_Written instruction_:
Scan the data for lines with "Tipo" and report the count by itself.

(Dataset entries on figures)
## begin
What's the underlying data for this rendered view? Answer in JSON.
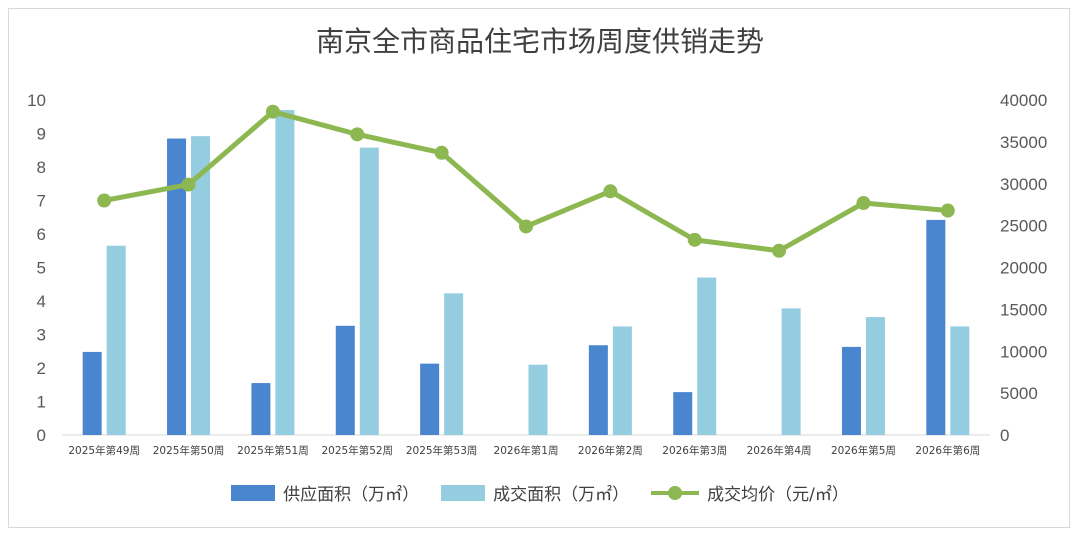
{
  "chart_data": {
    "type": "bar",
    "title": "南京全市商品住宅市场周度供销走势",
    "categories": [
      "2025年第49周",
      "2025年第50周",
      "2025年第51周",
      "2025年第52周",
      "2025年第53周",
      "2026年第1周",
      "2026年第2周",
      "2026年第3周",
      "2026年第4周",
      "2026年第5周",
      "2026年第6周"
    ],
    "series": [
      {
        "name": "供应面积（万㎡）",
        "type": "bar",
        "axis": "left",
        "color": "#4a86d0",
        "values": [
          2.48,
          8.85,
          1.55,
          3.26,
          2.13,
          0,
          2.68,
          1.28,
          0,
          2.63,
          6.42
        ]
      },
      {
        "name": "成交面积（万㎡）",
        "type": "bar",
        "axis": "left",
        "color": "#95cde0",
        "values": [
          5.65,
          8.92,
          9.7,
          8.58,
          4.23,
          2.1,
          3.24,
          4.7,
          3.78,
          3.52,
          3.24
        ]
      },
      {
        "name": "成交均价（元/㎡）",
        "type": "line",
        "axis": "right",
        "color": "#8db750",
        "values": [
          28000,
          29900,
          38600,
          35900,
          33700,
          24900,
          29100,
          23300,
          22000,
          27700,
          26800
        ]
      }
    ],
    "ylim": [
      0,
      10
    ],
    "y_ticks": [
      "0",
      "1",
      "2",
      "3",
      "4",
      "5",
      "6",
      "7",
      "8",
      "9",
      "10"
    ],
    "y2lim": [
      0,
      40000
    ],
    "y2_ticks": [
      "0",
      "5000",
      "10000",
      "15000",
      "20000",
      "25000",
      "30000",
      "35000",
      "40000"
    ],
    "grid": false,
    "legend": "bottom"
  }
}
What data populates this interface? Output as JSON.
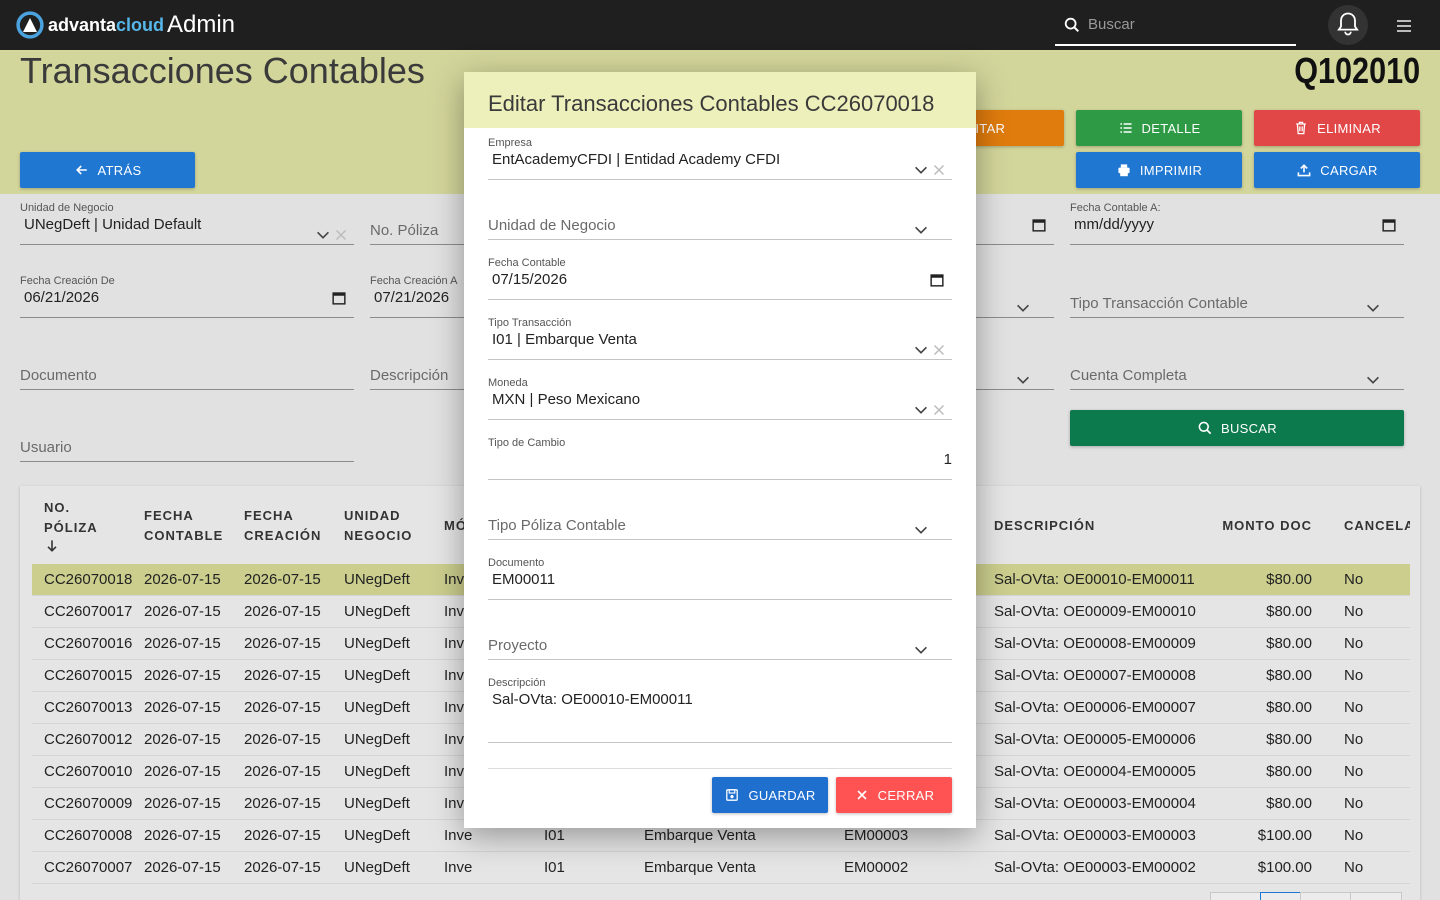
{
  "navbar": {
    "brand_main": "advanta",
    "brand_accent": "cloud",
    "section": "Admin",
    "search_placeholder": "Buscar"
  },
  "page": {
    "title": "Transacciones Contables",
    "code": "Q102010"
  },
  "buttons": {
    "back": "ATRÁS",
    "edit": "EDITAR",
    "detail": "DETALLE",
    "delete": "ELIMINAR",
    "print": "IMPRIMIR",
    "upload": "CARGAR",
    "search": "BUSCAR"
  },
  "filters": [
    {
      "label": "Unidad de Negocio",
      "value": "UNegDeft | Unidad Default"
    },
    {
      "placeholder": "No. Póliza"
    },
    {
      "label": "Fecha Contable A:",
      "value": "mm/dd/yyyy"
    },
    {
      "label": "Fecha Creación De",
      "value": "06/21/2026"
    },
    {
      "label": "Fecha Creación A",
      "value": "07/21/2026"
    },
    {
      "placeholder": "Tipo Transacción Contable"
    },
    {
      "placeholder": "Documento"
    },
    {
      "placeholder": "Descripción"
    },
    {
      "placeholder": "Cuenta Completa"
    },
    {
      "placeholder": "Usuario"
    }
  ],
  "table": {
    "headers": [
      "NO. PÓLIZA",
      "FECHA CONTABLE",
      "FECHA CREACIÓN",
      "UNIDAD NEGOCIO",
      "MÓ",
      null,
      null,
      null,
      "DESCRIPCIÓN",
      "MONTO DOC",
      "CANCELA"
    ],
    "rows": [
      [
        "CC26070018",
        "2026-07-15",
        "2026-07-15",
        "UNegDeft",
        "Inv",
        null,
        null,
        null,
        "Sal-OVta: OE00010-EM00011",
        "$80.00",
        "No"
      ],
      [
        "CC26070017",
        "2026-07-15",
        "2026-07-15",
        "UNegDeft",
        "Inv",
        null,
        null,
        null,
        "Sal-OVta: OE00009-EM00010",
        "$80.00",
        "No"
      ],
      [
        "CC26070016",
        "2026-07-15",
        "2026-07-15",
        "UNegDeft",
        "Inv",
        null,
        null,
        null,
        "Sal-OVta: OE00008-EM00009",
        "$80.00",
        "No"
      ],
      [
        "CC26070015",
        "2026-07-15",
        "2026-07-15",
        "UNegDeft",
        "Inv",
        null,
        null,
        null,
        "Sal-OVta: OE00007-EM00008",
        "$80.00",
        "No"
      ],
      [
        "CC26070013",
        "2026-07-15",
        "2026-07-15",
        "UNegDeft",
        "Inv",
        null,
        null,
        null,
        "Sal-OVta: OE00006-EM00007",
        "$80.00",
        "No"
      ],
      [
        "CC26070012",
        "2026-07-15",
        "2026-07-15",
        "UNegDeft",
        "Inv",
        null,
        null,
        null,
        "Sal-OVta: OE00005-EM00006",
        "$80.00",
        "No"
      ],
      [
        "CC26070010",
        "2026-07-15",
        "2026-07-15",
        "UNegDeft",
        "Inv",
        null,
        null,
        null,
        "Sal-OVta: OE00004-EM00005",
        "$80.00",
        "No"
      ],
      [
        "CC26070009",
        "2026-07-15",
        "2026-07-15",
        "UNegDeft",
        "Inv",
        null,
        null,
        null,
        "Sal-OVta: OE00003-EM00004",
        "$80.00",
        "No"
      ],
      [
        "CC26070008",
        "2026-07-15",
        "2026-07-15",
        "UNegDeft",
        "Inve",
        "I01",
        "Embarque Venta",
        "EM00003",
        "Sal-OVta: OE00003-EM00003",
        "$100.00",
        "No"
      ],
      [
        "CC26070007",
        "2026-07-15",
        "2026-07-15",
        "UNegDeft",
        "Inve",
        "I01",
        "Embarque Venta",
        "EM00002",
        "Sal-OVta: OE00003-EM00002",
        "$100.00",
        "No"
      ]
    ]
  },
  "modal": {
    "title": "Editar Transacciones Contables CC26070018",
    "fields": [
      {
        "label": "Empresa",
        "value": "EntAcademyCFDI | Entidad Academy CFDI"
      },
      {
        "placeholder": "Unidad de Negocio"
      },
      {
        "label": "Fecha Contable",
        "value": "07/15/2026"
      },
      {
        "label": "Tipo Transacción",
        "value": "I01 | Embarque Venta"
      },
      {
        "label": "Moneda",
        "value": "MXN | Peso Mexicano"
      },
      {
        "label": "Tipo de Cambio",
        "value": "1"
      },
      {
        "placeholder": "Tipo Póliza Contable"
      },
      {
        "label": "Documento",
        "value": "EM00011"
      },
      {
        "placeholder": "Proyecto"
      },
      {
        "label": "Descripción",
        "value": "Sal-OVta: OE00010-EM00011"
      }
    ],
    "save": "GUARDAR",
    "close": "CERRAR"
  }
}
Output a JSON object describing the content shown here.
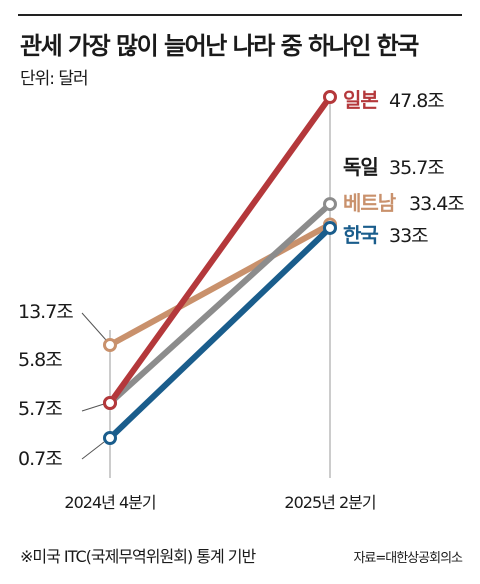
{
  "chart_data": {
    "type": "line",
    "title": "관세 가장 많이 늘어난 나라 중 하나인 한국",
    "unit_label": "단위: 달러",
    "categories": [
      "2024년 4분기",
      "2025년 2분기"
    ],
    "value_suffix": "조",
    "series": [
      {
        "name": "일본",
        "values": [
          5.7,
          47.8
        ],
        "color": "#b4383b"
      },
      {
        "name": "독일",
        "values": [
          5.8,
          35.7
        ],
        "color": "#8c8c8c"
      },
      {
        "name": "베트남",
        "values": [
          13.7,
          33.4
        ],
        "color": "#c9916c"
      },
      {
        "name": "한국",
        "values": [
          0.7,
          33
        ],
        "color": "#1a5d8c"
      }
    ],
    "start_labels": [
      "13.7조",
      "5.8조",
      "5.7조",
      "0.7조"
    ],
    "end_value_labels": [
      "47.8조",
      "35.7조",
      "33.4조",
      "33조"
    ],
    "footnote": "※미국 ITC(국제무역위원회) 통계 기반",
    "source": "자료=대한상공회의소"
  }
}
## end
_Response_:
4